━━━ DATA EXCERPTS ━━━

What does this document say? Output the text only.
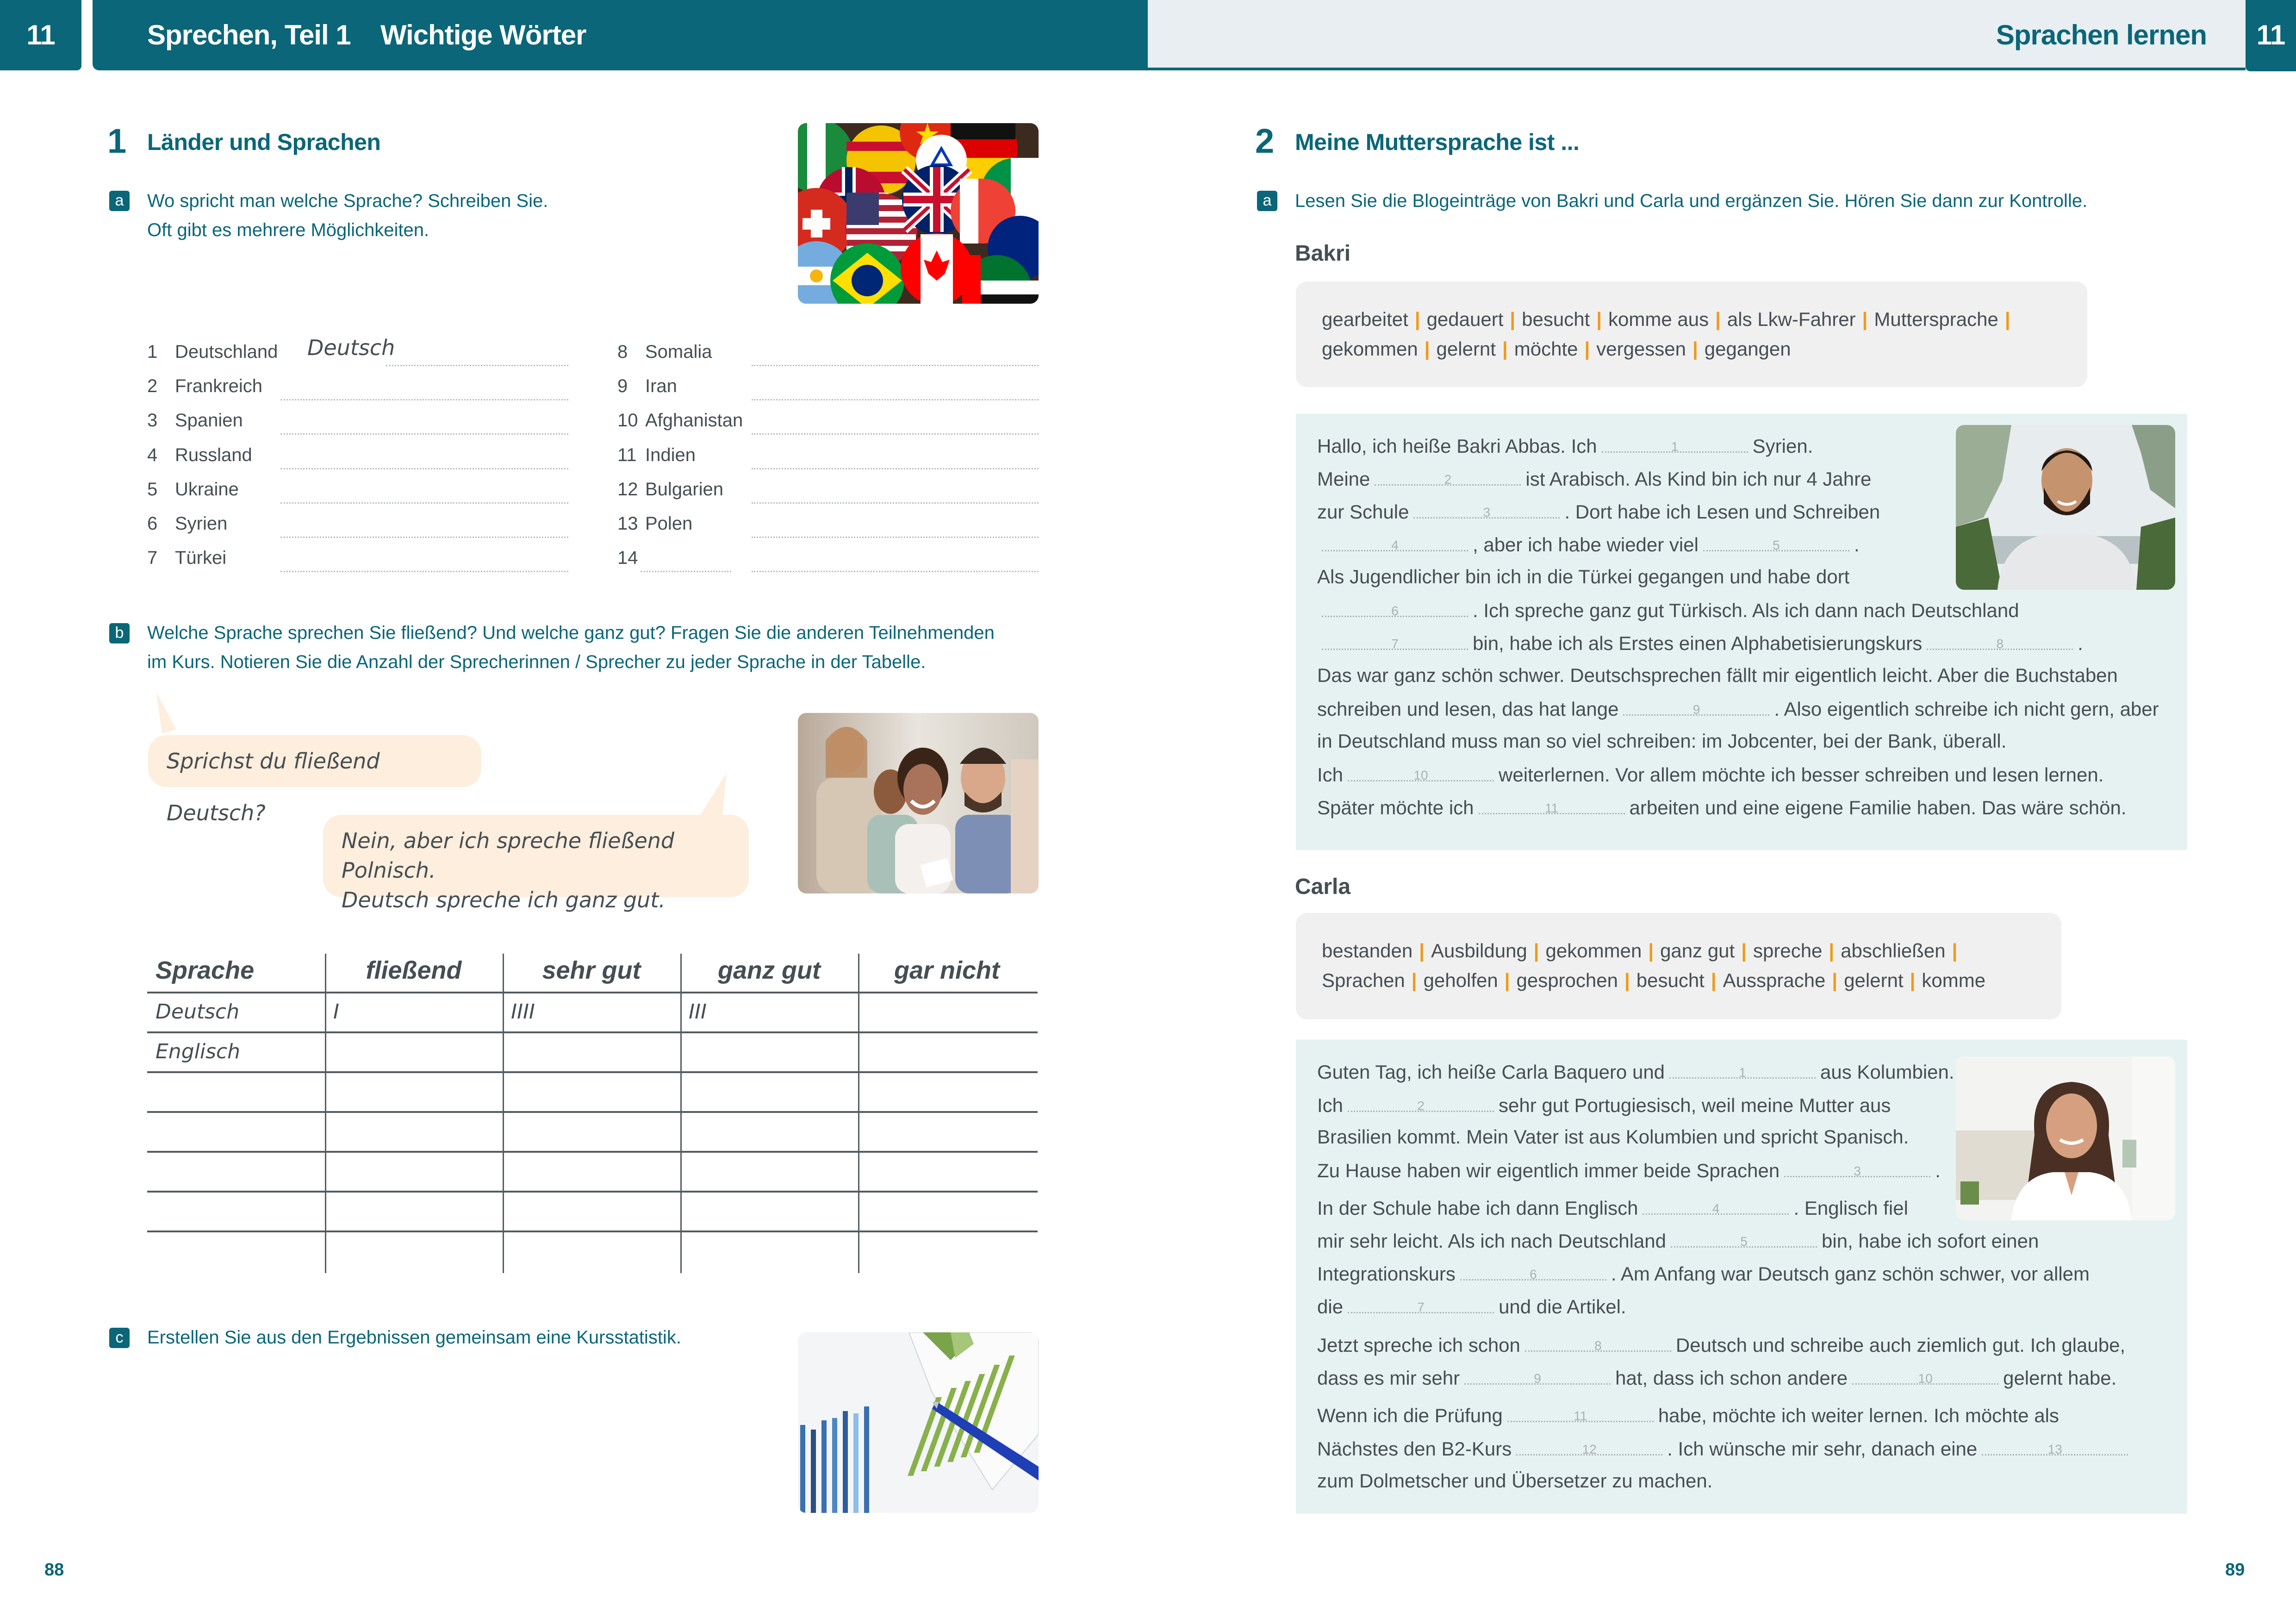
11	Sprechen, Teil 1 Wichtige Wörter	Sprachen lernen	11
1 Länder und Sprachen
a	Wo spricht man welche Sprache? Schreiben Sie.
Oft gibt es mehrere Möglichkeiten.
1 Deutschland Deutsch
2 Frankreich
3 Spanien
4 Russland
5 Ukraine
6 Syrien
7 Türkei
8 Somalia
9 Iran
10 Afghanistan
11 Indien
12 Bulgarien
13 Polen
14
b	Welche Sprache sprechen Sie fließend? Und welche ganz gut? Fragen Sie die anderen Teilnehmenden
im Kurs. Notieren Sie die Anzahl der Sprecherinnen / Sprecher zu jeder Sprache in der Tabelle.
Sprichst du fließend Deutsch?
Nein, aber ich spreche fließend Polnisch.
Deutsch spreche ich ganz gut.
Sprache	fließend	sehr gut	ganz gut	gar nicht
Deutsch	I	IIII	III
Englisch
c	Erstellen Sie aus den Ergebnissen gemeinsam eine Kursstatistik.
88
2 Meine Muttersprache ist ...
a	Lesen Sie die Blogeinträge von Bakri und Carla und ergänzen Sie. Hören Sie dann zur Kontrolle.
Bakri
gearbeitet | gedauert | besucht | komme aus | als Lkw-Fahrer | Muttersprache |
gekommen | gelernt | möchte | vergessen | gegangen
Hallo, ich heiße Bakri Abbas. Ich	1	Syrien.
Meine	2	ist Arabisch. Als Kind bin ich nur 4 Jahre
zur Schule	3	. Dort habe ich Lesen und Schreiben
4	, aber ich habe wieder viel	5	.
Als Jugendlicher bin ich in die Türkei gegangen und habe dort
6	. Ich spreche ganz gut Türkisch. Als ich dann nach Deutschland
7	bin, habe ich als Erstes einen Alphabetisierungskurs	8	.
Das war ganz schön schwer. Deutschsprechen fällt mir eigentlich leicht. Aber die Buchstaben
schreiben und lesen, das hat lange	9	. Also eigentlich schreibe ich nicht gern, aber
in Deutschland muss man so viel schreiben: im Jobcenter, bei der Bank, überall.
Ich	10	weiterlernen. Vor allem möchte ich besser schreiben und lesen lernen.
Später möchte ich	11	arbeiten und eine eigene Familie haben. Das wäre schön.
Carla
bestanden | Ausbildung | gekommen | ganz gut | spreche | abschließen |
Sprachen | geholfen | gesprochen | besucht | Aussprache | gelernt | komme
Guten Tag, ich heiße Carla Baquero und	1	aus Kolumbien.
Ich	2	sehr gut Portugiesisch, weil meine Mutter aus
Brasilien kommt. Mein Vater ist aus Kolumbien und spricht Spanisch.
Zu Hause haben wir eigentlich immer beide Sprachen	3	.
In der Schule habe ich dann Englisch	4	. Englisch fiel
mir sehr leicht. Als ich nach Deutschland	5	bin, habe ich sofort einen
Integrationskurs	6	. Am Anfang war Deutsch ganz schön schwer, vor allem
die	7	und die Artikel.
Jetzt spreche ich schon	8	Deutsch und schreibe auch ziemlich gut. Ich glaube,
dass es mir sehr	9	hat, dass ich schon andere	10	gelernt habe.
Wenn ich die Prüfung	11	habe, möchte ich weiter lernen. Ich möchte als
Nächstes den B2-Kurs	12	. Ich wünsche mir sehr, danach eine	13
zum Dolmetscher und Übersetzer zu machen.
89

━━━

REQUIREMENTS
Make an exact reproduction of the listing above, without any pictures.

TASK ANSWER
What does this document say? Output the text only.
11	Sprechen, Teil 1 Wichtige Wörter	Sprachen lernen	11
1 Länder und Sprachen
a	Wo spricht man welche Sprache? Schreiben Sie.
Oft gibt es mehrere Möglichkeiten.
1 Deutschland Deutsch
2 Frankreich
3 Spanien
4 Russland
5 Ukraine
6 Syrien
7 Türkei
8 Somalia
9 Iran
10 Afghanistan
11 Indien
12 Bulgarien
13 Polen
14
b	Welche Sprache sprechen Sie fließend? Und welche ganz gut? Fragen Sie die anderen Teilnehmenden
im Kurs. Notieren Sie die Anzahl der Sprecherinnen / Sprecher zu jeder Sprache in der Tabelle.
Sprichst du fließend Deutsch?
Nein, aber ich spreche fließend Polnisch.
Deutsch spreche ich ganz gut.
Sprache	fließend	sehr gut	ganz gut	gar nicht
Deutsch	I	IIII	III
Englisch
c	Erstellen Sie aus den Ergebnissen gemeinsam eine Kursstatistik.
88
2 Meine Muttersprache ist ...
a	Lesen Sie die Blogeinträge von Bakri und Carla und ergänzen Sie. Hören Sie dann zur Kontrolle.
Bakri
gearbeitet | gedauert | besucht | komme aus | als Lkw-Fahrer | Muttersprache |
gekommen | gelernt | möchte | vergessen | gegangen
Hallo, ich heiße Bakri Abbas. Ich	1	Syrien.
Meine	2	ist Arabisch. Als Kind bin ich nur 4 Jahre
zur Schule	3	. Dort habe ich Lesen und Schreiben
4	, aber ich habe wieder viel	5	.
Als Jugendlicher bin ich in die Türkei gegangen und habe dort
6	. Ich spreche ganz gut Türkisch. Als ich dann nach Deutschland
7	bin, habe ich als Erstes einen Alphabetisierungskurs	8	.
Das war ganz schön schwer. Deutschsprechen fällt mir eigentlich leicht. Aber die Buchstaben
schreiben und lesen, das hat lange	9	. Also eigentlich schreibe ich nicht gern, aber
in Deutschland muss man so viel schreiben: im Jobcenter, bei der Bank, überall.
Ich	10	weiterlernen. Vor allem möchte ich besser schreiben und lesen lernen.
Später möchte ich	11	arbeiten und eine eigene Familie haben. Das wäre schön.
Carla
bestanden | Ausbildung | gekommen | ganz gut | spreche | abschließen |
Sprachen | geholfen | gesprochen | besucht | Aussprache | gelernt | komme
Guten Tag, ich heiße Carla Baquero und	1	aus Kolumbien.
Ich	2	sehr gut Portugiesisch, weil meine Mutter aus
Brasilien kommt. Mein Vater ist aus Kolumbien und spricht Spanisch.
Zu Hause haben wir eigentlich immer beide Sprachen	3	.
In der Schule habe ich dann Englisch	4	. Englisch fiel
mir sehr leicht. Als ich nach Deutschland	5	bin, habe ich sofort einen
Integrationskurs	6	. Am Anfang war Deutsch ganz schön schwer, vor allem
die	7	und die Artikel.
Jetzt spreche ich schon	8	Deutsch und schreibe auch ziemlich gut. Ich glaube,
dass es mir sehr	9	hat, dass ich schon andere	10	gelernt habe.
Wenn ich die Prüfung	11	habe, möchte ich weiter lernen. Ich möchte als
Nächstes den B2-Kurs	12	. Ich wünsche mir sehr, danach eine	13
zum Dolmetscher und Übersetzer zu machen.
89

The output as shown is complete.